--- BEGIN PROVIDED DATA ---
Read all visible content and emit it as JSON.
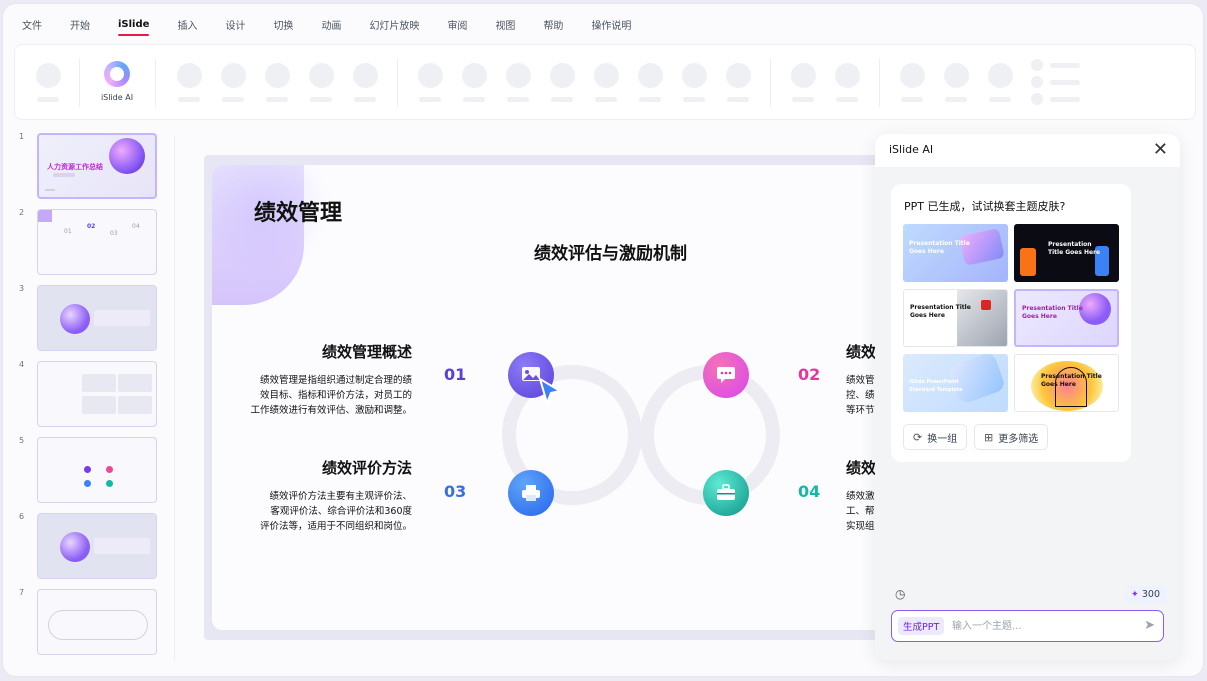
{
  "menu": [
    "文件",
    "开始",
    "iSlide",
    "插入",
    "设计",
    "切换",
    "动画",
    "幻灯片放映",
    "审阅",
    "视图",
    "帮助",
    "操作说明"
  ],
  "ribbon": {
    "islide_label": "iSlide AI"
  },
  "thumbnails": {
    "numbers": [
      "1",
      "2",
      "3",
      "4",
      "5",
      "6",
      "7"
    ],
    "t1_title": "人力资源工作总结",
    "t2_items": [
      "01",
      "02",
      "03",
      "04"
    ]
  },
  "slide": {
    "title": "绩效管理",
    "subtitle": "绩效评估与激励机制",
    "sections": [
      {
        "num": "01",
        "heading": "绩效管理概述",
        "lines": [
          "绩效管理是指组织通过制定合理的绩",
          "效目标、指标和评价方法，对员工的",
          "工作绩效进行有效评估、激励和调整。"
        ]
      },
      {
        "num": "02",
        "heading": "绩效",
        "lines": [
          "绩效管",
          "控、绩",
          "等环节"
        ]
      },
      {
        "num": "03",
        "heading": "绩效评价方法",
        "lines": [
          "绩效评价方法主要有主观评价法、",
          "客观评价法、综合评价法和360度",
          "评价法等，适用于不同组织和岗位。"
        ]
      },
      {
        "num": "04",
        "heading": "绩效",
        "lines": [
          "绩效激",
          "工、帮",
          "实现组"
        ]
      }
    ],
    "colors": {
      "c01": "#5b3fd8",
      "c02": "#e0389b",
      "c03": "#3b6fe0",
      "c04": "#14b8a6"
    }
  },
  "ai_panel": {
    "title": "iSlide AI",
    "prompt": "PPT 已生成，试试换套主题皮肤?",
    "themes": [
      {
        "text": [
          "Presentation Title",
          "Goes Here"
        ]
      },
      {
        "text": [
          "Presentation",
          "Title Goes Here"
        ]
      },
      {
        "text": [
          "Presentation Title",
          "Goes Here"
        ]
      },
      {
        "text": [
          "Presentation Title",
          "Goes Here"
        ]
      },
      {
        "text": [
          "iSlide PowerPoint",
          "Standard Template"
        ]
      },
      {
        "text": [
          "Presentation Title",
          "Goes Here"
        ]
      }
    ],
    "btn_swap": "换一组",
    "btn_filter": "更多筛选",
    "credits": "300",
    "mode": "生成PPT",
    "input_placeholder": "输入一个主题..."
  }
}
--- END PROVIDED DATA ---
Images must not appear in the copy; reproduce everything else in the records verbatim.

*RESULT*
Read all visible content and emit it as JSON.
{
  "menu": [
    "文件",
    "开始",
    "iSlide",
    "插入",
    "设计",
    "切换",
    "动画",
    "幻灯片放映",
    "审阅",
    "视图",
    "帮助",
    "操作说明"
  ],
  "ribbon": {
    "islide_label": "iSlide AI"
  },
  "thumbnails": {
    "numbers": [
      "1",
      "2",
      "3",
      "4",
      "5",
      "6",
      "7"
    ],
    "t1_title": "人力资源工作总结",
    "t2_items": [
      "01",
      "02",
      "03",
      "04"
    ]
  },
  "slide": {
    "title": "绩效管理",
    "subtitle": "绩效评估与激励机制",
    "sections": [
      {
        "num": "01",
        "heading": "绩效管理概述",
        "lines": [
          "绩效管理是指组织通过制定合理的绩",
          "效目标、指标和评价方法，对员工的",
          "工作绩效进行有效评估、激励和调整。"
        ]
      },
      {
        "num": "02",
        "heading": "绩效",
        "lines": [
          "绩效管",
          "控、绩",
          "等环节"
        ]
      },
      {
        "num": "03",
        "heading": "绩效评价方法",
        "lines": [
          "绩效评价方法主要有主观评价法、",
          "客观评价法、综合评价法和360度",
          "评价法等，适用于不同组织和岗位。"
        ]
      },
      {
        "num": "04",
        "heading": "绩效",
        "lines": [
          "绩效激",
          "工、帮",
          "实现组"
        ]
      }
    ],
    "colors": {
      "c01": "#5b3fd8",
      "c02": "#e0389b",
      "c03": "#3b6fe0",
      "c04": "#14b8a6"
    }
  },
  "ai_panel": {
    "title": "iSlide AI",
    "prompt": "PPT 已生成，试试换套主题皮肤?",
    "themes": [
      {
        "text": [
          "Presentation Title",
          "Goes Here"
        ]
      },
      {
        "text": [
          "Presentation",
          "Title Goes Here"
        ]
      },
      {
        "text": [
          "Presentation Title",
          "Goes Here"
        ]
      },
      {
        "text": [
          "Presentation Title",
          "Goes Here"
        ]
      },
      {
        "text": [
          "iSlide PowerPoint",
          "Standard Template"
        ]
      },
      {
        "text": [
          "Presentation Title",
          "Goes Here"
        ]
      }
    ],
    "btn_swap": "换一组",
    "btn_filter": "更多筛选",
    "credits": "300",
    "mode": "生成PPT",
    "input_placeholder": "输入一个主题..."
  }
}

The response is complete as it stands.